[What is expected]: A verbatim copy of the records is required, with all pictures left out.

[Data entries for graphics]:

☆ ☆ ☆ ☆ ☆ ☆ ☆

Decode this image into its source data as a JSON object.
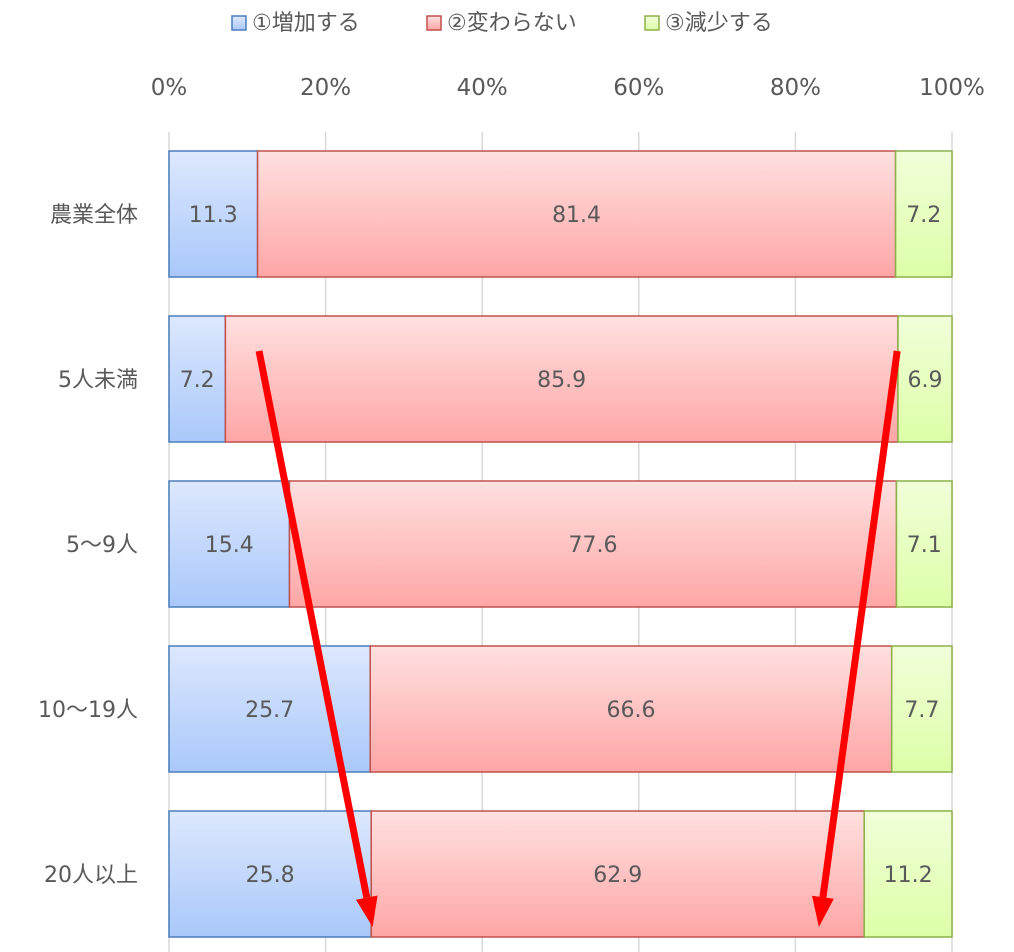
{
  "chart_data": {
    "type": "bar",
    "orientation": "horizontal",
    "stacked": "percent",
    "categories": [
      "農業全体",
      "5人未満",
      "5～9人",
      "10～19人",
      "20人以上"
    ],
    "series": [
      {
        "name": "①増加する",
        "values": [
          11.3,
          7.2,
          15.4,
          25.7,
          25.8
        ],
        "color": "#a9c8fa",
        "color_light": "#dde8fd",
        "border": "#4a7ebb"
      },
      {
        "name": "②変わらない",
        "values": [
          81.4,
          85.9,
          77.6,
          66.6,
          62.9
        ],
        "color": "#ffa6a6",
        "color_light": "#ffe0e0",
        "border": "#c0504d"
      },
      {
        "name": "③減少する",
        "values": [
          7.2,
          6.9,
          7.1,
          7.7,
          11.2
        ],
        "color": "#ddffa8",
        "color_light": "#f1ffd9",
        "border": "#8db04a"
      }
    ],
    "xaxis": {
      "ticks": [
        "0%",
        "20%",
        "40%",
        "60%",
        "80%",
        "100%"
      ],
      "range": [
        0,
        100
      ],
      "position": "top"
    },
    "grid": true,
    "legend": "top",
    "title": "",
    "annotations": [
      {
        "type": "arrow",
        "color": "#ff0000",
        "from": {
          "category": "5人未満",
          "percent": 11.5
        },
        "to": {
          "category": "20人以上",
          "percent": 26.0
        }
      },
      {
        "type": "arrow",
        "color": "#ff0000",
        "from": {
          "category": "5人未満",
          "percent": 93.0
        },
        "to": {
          "category": "20人以上",
          "percent": 83.0
        }
      }
    ]
  }
}
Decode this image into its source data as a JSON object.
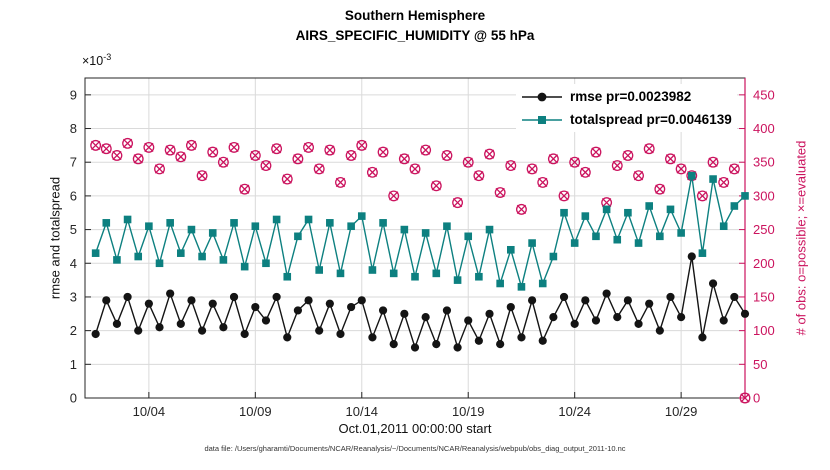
{
  "title_line1": "Southern Hemisphere",
  "title_line2": "AIRS_SPECIFIC_HUMIDITY @ 55 hPa",
  "caption": "data file: /Users/gharamti/Documents/NCAR/Reanalysis/~/Documents/NCAR/Reanalysis/webpub/obs_diag_output_2011-10.nc",
  "left_axis_scale": {
    "base": "×10",
    "exp": "-3"
  },
  "chart_data": {
    "type": "line",
    "title": "Southern Hemisphere — AIRS_SPECIFIC_HUMIDITY @ 55 hPa",
    "xlabel": "Oct.01,2011 00:00:00 start",
    "ylabel_left": "rmse and totalspread",
    "ylabel_right": "# of obs: o=possible; ×=evaluated",
    "grid": true,
    "xlim": [
      0,
      31
    ],
    "ylim_left": [
      0,
      9.5
    ],
    "ylim_right": [
      0,
      475
    ],
    "left_scale_factor": "1e-3",
    "xticks": [
      {
        "v": 3,
        "label": "10/04"
      },
      {
        "v": 8,
        "label": "10/09"
      },
      {
        "v": 13,
        "label": "10/14"
      },
      {
        "v": 18,
        "label": "10/19"
      },
      {
        "v": 23,
        "label": "10/24"
      },
      {
        "v": 28,
        "label": "10/29"
      }
    ],
    "yticks_left": [
      0,
      1,
      2,
      3,
      4,
      5,
      6,
      7,
      8,
      9
    ],
    "yticks_right": [
      0,
      50,
      100,
      150,
      200,
      250,
      300,
      350,
      400,
      450
    ],
    "colors": {
      "rmse": "#141414",
      "totalspread": "#0d8080",
      "obs": "#cb135e",
      "grid": "#dadada",
      "axis": "#262626"
    },
    "legend": [
      {
        "label": "rmse pr=0.0023982",
        "series": "rmse"
      },
      {
        "label": "totalspread pr=0.0046139",
        "series": "totalspread"
      }
    ],
    "x": [
      0.5,
      1,
      1.5,
      2,
      2.5,
      3,
      3.5,
      4,
      4.5,
      5,
      5.5,
      6,
      6.5,
      7,
      7.5,
      8,
      8.5,
      9,
      9.5,
      10,
      10.5,
      11,
      11.5,
      12,
      12.5,
      13,
      13.5,
      14,
      14.5,
      15,
      15.5,
      16,
      16.5,
      17,
      17.5,
      18,
      18.5,
      19,
      19.5,
      20,
      20.5,
      21,
      21.5,
      22,
      22.5,
      23,
      23.5,
      24,
      24.5,
      25,
      25.5,
      26,
      26.5,
      27,
      27.5,
      28,
      28.5,
      29,
      29.5,
      30,
      30.5,
      31
    ],
    "series": [
      {
        "name": "rmse",
        "axis": "left",
        "marker": "filled-circle",
        "values": [
          1.9,
          2.9,
          2.2,
          3.0,
          2.0,
          2.8,
          2.1,
          3.1,
          2.2,
          2.9,
          2.0,
          2.8,
          2.1,
          3.0,
          1.9,
          2.7,
          2.3,
          3.0,
          1.8,
          2.6,
          2.9,
          2.0,
          2.8,
          1.9,
          2.7,
          2.9,
          1.8,
          2.6,
          1.6,
          2.5,
          1.5,
          2.4,
          1.6,
          2.6,
          1.5,
          2.3,
          1.7,
          2.5,
          1.6,
          2.7,
          1.8,
          2.9,
          1.7,
          2.4,
          3.0,
          2.2,
          2.9,
          2.3,
          3.1,
          2.4,
          2.9,
          2.2,
          2.8,
          2.0,
          3.0,
          2.4,
          4.2,
          1.8,
          3.4,
          2.3,
          3.0,
          2.5
        ]
      },
      {
        "name": "totalspread",
        "axis": "left",
        "marker": "filled-square",
        "values": [
          4.3,
          5.2,
          4.1,
          5.3,
          4.2,
          5.1,
          4.0,
          5.2,
          4.3,
          5.0,
          4.2,
          4.9,
          4.1,
          5.2,
          3.9,
          5.1,
          4.0,
          5.3,
          3.6,
          4.8,
          5.3,
          3.8,
          5.2,
          3.7,
          5.1,
          5.4,
          3.8,
          5.2,
          3.7,
          5.0,
          3.6,
          4.9,
          3.7,
          5.1,
          3.5,
          4.8,
          3.6,
          5.0,
          3.4,
          4.4,
          3.3,
          4.6,
          3.4,
          4.2,
          5.5,
          4.6,
          5.4,
          4.8,
          5.6,
          4.7,
          5.5,
          4.6,
          5.7,
          4.8,
          5.6,
          4.9,
          6.6,
          4.3,
          6.5,
          5.1,
          5.7,
          6.0
        ]
      },
      {
        "name": "obs_possible",
        "axis": "right",
        "marker": "open-circle",
        "values": [
          375,
          370,
          360,
          378,
          355,
          372,
          340,
          368,
          358,
          375,
          330,
          365,
          350,
          372,
          310,
          360,
          345,
          370,
          325,
          355,
          372,
          340,
          368,
          320,
          360,
          375,
          335,
          365,
          300,
          355,
          340,
          368,
          315,
          360,
          290,
          350,
          330,
          362,
          305,
          345,
          280,
          340,
          320,
          355,
          300,
          350,
          335,
          365,
          290,
          345,
          360,
          330,
          370,
          310,
          355,
          340,
          330,
          300,
          350,
          320,
          340,
          0
        ]
      },
      {
        "name": "obs_evaluated",
        "axis": "right",
        "marker": "cross",
        "values": [
          375,
          370,
          360,
          378,
          355,
          372,
          340,
          368,
          358,
          375,
          330,
          365,
          350,
          372,
          310,
          360,
          345,
          370,
          325,
          355,
          372,
          340,
          368,
          320,
          360,
          375,
          335,
          365,
          300,
          355,
          340,
          368,
          315,
          360,
          290,
          350,
          330,
          362,
          305,
          345,
          280,
          340,
          320,
          355,
          300,
          350,
          335,
          365,
          290,
          345,
          360,
          330,
          370,
          310,
          355,
          340,
          330,
          300,
          350,
          320,
          340,
          0
        ]
      }
    ]
  }
}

☆ ☆ ☆ ☆ ☆ ☆ ☆

[Task response]:
Decode this image into its source data as a JSON object.
{
  "chart_data": {
    "type": "bar",
    "orientation": "horizontal",
    "stacked": "percent",
    "categories": [
      "農業全体",
      "5人未満",
      "5～9人",
      "10～19人",
      "20人以上"
    ],
    "series": [
      {
        "name": "①増加する",
        "values": [
          11.3,
          7.2,
          15.4,
          25.7,
          25.8
        ],
        "color": "#a9c8fa",
        "color_light": "#dde8fd",
        "border": "#4a7ebb"
      },
      {
        "name": "②変わらない",
        "values": [
          81.4,
          85.9,
          77.6,
          66.6,
          62.9
        ],
        "color": "#ffa6a6",
        "color_light": "#ffe0e0",
        "border": "#c0504d"
      },
      {
        "name": "③減少する",
        "values": [
          7.2,
          6.9,
          7.1,
          7.7,
          11.2
        ],
        "color": "#ddffa8",
        "color_light": "#f1ffd9",
        "border": "#8db04a"
      }
    ],
    "xaxis": {
      "ticks": [
        "0%",
        "20%",
        "40%",
        "60%",
        "80%",
        "100%"
      ],
      "range": [
        0,
        100
      ],
      "position": "top"
    },
    "grid": true,
    "legend": "top",
    "title": "",
    "annotations": [
      {
        "type": "arrow",
        "color": "#ff0000",
        "from": {
          "category": "5人未満",
          "percent": 11.5
        },
        "to": {
          "category": "20人以上",
          "percent": 26.0
        }
      },
      {
        "type": "arrow",
        "color": "#ff0000",
        "from": {
          "category": "5人未満",
          "percent": 93.0
        },
        "to": {
          "category": "20人以上",
          "percent": 83.0
        }
      }
    ]
  }
}
Decode this image into its source data as a JSON object.
{
  "title_line1": "Southern Hemisphere",
  "title_line2": "AIRS_SPECIFIC_HUMIDITY @ 55 hPa",
  "caption": "data file: /Users/gharamti/Documents/NCAR/Reanalysis/~/Documents/NCAR/Reanalysis/webpub/obs_diag_output_2011-10.nc",
  "left_axis_scale": {
    "base": "×10",
    "exp": "-3"
  },
  "chart_data": {
    "type": "line",
    "title": "Southern Hemisphere — AIRS_SPECIFIC_HUMIDITY @ 55 hPa",
    "xlabel": "Oct.01,2011 00:00:00 start",
    "ylabel_left": "rmse and totalspread",
    "ylabel_right": "# of obs: o=possible; ×=evaluated",
    "grid": true,
    "xlim": [
      0,
      31
    ],
    "ylim_left": [
      0,
      9.5
    ],
    "ylim_right": [
      0,
      475
    ],
    "left_scale_factor": "1e-3",
    "xticks": [
      {
        "v": 3,
        "label": "10/04"
      },
      {
        "v": 8,
        "label": "10/09"
      },
      {
        "v": 13,
        "label": "10/14"
      },
      {
        "v": 18,
        "label": "10/19"
      },
      {
        "v": 23,
        "label": "10/24"
      },
      {
        "v": 28,
        "label": "10/29"
      }
    ],
    "yticks_left": [
      0,
      1,
      2,
      3,
      4,
      5,
      6,
      7,
      8,
      9
    ],
    "yticks_right": [
      0,
      50,
      100,
      150,
      200,
      250,
      300,
      350,
      400,
      450
    ],
    "colors": {
      "rmse": "#141414",
      "totalspread": "#0d8080",
      "obs": "#cb135e",
      "grid": "#dadada",
      "axis": "#262626"
    },
    "legend": [
      {
        "label": "rmse pr=0.0023982",
        "series": "rmse"
      },
      {
        "label": "totalspread pr=0.0046139",
        "series": "totalspread"
      }
    ],
    "x": [
      0.5,
      1,
      1.5,
      2,
      2.5,
      3,
      3.5,
      4,
      4.5,
      5,
      5.5,
      6,
      6.5,
      7,
      7.5,
      8,
      8.5,
      9,
      9.5,
      10,
      10.5,
      11,
      11.5,
      12,
      12.5,
      13,
      13.5,
      14,
      14.5,
      15,
      15.5,
      16,
      16.5,
      17,
      17.5,
      18,
      18.5,
      19,
      19.5,
      20,
      20.5,
      21,
      21.5,
      22,
      22.5,
      23,
      23.5,
      24,
      24.5,
      25,
      25.5,
      26,
      26.5,
      27,
      27.5,
      28,
      28.5,
      29,
      29.5,
      30,
      30.5,
      31
    ],
    "series": [
      {
        "name": "rmse",
        "axis": "left",
        "marker": "filled-circle",
        "values": [
          1.9,
          2.9,
          2.2,
          3.0,
          2.0,
          2.8,
          2.1,
          3.1,
          2.2,
          2.9,
          2.0,
          2.8,
          2.1,
          3.0,
          1.9,
          2.7,
          2.3,
          3.0,
          1.8,
          2.6,
          2.9,
          2.0,
          2.8,
          1.9,
          2.7,
          2.9,
          1.8,
          2.6,
          1.6,
          2.5,
          1.5,
          2.4,
          1.6,
          2.6,
          1.5,
          2.3,
          1.7,
          2.5,
          1.6,
          2.7,
          1.8,
          2.9,
          1.7,
          2.4,
          3.0,
          2.2,
          2.9,
          2.3,
          3.1,
          2.4,
          2.9,
          2.2,
          2.8,
          2.0,
          3.0,
          2.4,
          4.2,
          1.8,
          3.4,
          2.3,
          3.0,
          2.5
        ]
      },
      {
        "name": "totalspread",
        "axis": "left",
        "marker": "filled-square",
        "values": [
          4.3,
          5.2,
          4.1,
          5.3,
          4.2,
          5.1,
          4.0,
          5.2,
          4.3,
          5.0,
          4.2,
          4.9,
          4.1,
          5.2,
          3.9,
          5.1,
          4.0,
          5.3,
          3.6,
          4.8,
          5.3,
          3.8,
          5.2,
          3.7,
          5.1,
          5.4,
          3.8,
          5.2,
          3.7,
          5.0,
          3.6,
          4.9,
          3.7,
          5.1,
          3.5,
          4.8,
          3.6,
          5.0,
          3.4,
          4.4,
          3.3,
          4.6,
          3.4,
          4.2,
          5.5,
          4.6,
          5.4,
          4.8,
          5.6,
          4.7,
          5.5,
          4.6,
          5.7,
          4.8,
          5.6,
          4.9,
          6.6,
          4.3,
          6.5,
          5.1,
          5.7,
          6.0
        ]
      },
      {
        "name": "obs_possible",
        "axis": "right",
        "marker": "open-circle",
        "values": [
          375,
          370,
          360,
          378,
          355,
          372,
          340,
          368,
          358,
          375,
          330,
          365,
          350,
          372,
          310,
          360,
          345,
          370,
          325,
          355,
          372,
          340,
          368,
          320,
          360,
          375,
          335,
          365,
          300,
          355,
          340,
          368,
          315,
          360,
          290,
          350,
          330,
          362,
          305,
          345,
          280,
          340,
          320,
          355,
          300,
          350,
          335,
          365,
          290,
          345,
          360,
          330,
          370,
          310,
          355,
          340,
          330,
          300,
          350,
          320,
          340,
          0
        ]
      },
      {
        "name": "obs_evaluated",
        "axis": "right",
        "marker": "cross",
        "values": [
          375,
          370,
          360,
          378,
          355,
          372,
          340,
          368,
          358,
          375,
          330,
          365,
          350,
          372,
          310,
          360,
          345,
          370,
          325,
          355,
          372,
          340,
          368,
          320,
          360,
          375,
          335,
          365,
          300,
          355,
          340,
          368,
          315,
          360,
          290,
          350,
          330,
          362,
          305,
          345,
          280,
          340,
          320,
          355,
          300,
          350,
          335,
          365,
          290,
          345,
          360,
          330,
          370,
          310,
          355,
          340,
          330,
          300,
          350,
          320,
          340,
          0
        ]
      }
    ]
  }
}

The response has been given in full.